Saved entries
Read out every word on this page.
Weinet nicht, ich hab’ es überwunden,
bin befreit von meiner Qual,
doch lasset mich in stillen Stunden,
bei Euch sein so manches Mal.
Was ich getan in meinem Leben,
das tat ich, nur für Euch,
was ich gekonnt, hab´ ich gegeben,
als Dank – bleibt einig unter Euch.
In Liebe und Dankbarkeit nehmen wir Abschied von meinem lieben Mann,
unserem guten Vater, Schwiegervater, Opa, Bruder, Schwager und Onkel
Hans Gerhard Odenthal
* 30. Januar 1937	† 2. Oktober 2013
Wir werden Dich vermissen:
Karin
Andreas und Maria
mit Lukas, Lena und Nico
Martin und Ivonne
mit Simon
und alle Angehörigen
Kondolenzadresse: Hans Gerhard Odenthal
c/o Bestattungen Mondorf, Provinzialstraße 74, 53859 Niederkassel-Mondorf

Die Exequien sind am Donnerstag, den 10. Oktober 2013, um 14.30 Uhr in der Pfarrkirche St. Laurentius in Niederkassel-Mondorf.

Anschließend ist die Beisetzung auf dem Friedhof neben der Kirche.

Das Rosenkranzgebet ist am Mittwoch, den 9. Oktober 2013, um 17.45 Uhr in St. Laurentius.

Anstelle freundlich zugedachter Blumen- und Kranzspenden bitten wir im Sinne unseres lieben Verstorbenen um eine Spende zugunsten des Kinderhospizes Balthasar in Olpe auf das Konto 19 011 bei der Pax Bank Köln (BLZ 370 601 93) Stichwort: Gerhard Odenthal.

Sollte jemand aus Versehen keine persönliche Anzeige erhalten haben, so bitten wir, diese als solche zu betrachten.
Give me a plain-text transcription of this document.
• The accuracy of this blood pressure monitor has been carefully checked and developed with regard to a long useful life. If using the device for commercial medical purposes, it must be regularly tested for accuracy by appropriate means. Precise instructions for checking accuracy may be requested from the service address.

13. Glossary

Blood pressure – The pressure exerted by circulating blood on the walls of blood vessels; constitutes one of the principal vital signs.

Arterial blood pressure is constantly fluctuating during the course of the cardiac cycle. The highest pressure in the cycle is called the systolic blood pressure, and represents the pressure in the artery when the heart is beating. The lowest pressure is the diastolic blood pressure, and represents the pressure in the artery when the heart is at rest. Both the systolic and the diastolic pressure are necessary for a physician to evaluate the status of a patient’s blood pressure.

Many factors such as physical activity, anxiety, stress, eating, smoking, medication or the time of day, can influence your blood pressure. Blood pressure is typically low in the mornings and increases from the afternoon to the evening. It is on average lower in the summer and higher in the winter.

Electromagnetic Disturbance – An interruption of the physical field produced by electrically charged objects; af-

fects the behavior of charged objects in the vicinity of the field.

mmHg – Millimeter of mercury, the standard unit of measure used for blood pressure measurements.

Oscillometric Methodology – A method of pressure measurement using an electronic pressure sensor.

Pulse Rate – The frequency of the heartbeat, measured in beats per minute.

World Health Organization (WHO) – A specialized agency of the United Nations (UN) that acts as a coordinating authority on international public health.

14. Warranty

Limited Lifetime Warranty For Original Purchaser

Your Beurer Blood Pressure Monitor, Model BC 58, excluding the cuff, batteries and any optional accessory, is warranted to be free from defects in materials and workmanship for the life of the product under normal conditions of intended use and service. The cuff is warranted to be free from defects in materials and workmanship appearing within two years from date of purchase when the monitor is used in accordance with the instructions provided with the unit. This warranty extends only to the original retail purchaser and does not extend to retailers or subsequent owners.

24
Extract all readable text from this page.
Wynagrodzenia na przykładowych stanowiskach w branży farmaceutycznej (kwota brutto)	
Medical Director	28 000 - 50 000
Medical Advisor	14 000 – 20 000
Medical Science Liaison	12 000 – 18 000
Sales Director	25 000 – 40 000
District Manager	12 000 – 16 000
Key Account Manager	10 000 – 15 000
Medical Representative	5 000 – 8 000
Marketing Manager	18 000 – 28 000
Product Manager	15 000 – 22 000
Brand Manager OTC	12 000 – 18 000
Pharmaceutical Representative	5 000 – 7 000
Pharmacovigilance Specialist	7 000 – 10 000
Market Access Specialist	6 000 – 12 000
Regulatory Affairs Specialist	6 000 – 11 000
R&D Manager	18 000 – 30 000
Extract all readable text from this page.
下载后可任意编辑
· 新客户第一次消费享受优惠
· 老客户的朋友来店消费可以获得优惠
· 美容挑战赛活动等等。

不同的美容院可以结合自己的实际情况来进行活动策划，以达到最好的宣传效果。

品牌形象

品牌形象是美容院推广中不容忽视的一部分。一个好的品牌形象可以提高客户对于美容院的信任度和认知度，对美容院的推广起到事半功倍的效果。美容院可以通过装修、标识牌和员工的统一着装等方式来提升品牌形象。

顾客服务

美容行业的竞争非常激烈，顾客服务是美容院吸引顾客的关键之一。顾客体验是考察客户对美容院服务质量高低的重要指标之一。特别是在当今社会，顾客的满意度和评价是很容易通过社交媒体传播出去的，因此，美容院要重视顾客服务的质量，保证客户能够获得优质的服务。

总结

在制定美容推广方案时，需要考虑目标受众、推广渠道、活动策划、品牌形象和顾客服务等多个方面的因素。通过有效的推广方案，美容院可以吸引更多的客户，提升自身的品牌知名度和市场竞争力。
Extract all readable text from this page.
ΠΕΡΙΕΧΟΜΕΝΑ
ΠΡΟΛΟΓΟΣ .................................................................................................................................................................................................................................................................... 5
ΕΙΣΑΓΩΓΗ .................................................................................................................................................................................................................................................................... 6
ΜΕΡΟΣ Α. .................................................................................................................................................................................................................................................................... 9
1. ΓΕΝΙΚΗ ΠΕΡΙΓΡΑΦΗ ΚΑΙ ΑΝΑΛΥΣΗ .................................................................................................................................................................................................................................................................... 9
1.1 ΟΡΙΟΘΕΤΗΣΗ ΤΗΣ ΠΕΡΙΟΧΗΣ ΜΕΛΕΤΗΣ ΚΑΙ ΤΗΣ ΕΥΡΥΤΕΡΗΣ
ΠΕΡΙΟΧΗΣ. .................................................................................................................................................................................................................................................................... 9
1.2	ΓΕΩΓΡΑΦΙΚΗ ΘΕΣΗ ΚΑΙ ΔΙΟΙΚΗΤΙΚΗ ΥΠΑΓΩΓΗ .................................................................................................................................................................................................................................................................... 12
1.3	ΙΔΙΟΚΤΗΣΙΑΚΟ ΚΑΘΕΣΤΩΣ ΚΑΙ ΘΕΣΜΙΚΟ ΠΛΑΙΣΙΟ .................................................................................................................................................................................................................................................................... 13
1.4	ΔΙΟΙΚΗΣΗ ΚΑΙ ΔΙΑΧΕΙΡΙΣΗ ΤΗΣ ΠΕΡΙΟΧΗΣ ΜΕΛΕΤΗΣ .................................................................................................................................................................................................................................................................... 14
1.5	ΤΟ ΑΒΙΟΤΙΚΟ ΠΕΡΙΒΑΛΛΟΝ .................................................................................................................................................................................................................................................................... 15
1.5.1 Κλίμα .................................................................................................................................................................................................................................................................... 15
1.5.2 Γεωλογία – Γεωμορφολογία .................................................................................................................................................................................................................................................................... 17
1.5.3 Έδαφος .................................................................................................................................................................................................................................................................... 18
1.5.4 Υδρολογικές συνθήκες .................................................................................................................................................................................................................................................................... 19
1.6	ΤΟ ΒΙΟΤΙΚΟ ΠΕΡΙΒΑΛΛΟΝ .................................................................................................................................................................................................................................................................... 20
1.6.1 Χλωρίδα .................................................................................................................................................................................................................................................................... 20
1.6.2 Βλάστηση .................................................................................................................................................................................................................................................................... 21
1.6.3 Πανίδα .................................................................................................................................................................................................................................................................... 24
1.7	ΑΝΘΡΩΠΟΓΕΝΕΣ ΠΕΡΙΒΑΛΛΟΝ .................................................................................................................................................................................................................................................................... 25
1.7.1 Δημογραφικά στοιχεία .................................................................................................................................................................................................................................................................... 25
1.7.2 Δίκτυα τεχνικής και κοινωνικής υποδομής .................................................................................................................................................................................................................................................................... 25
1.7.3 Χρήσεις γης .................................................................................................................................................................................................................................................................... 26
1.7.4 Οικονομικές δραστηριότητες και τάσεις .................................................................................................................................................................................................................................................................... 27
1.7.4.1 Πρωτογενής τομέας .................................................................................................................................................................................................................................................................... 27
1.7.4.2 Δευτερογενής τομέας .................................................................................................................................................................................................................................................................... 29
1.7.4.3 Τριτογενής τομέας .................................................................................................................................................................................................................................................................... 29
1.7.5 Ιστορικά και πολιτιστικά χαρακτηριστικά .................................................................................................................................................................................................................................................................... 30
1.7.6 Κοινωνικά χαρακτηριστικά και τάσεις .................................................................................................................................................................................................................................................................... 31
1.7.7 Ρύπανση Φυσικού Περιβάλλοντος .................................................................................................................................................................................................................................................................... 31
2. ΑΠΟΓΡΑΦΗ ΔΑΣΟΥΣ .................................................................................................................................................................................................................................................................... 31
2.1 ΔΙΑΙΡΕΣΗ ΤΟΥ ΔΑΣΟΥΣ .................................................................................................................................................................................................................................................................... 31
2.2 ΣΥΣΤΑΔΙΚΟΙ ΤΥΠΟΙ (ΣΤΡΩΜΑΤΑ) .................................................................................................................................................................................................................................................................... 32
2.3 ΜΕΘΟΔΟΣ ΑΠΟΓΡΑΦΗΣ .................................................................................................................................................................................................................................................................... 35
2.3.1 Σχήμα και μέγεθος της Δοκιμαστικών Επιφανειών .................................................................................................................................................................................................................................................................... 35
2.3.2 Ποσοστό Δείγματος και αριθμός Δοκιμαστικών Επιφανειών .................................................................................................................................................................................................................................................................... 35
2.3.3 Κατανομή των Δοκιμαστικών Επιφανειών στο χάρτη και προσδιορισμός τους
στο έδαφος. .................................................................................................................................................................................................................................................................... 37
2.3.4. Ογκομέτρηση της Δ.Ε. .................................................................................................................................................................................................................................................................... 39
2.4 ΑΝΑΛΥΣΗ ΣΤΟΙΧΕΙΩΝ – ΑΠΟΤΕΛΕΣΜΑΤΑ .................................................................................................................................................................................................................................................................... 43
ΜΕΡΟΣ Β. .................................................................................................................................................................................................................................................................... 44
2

**Problem**
Look over the listing. Pull out every line with the string "Euch" in it.

**Exercise answer**
bei Euch sein so manches Mal.
das tat ich, nur für Euch,
als Dank – bleibt einig unter Euch.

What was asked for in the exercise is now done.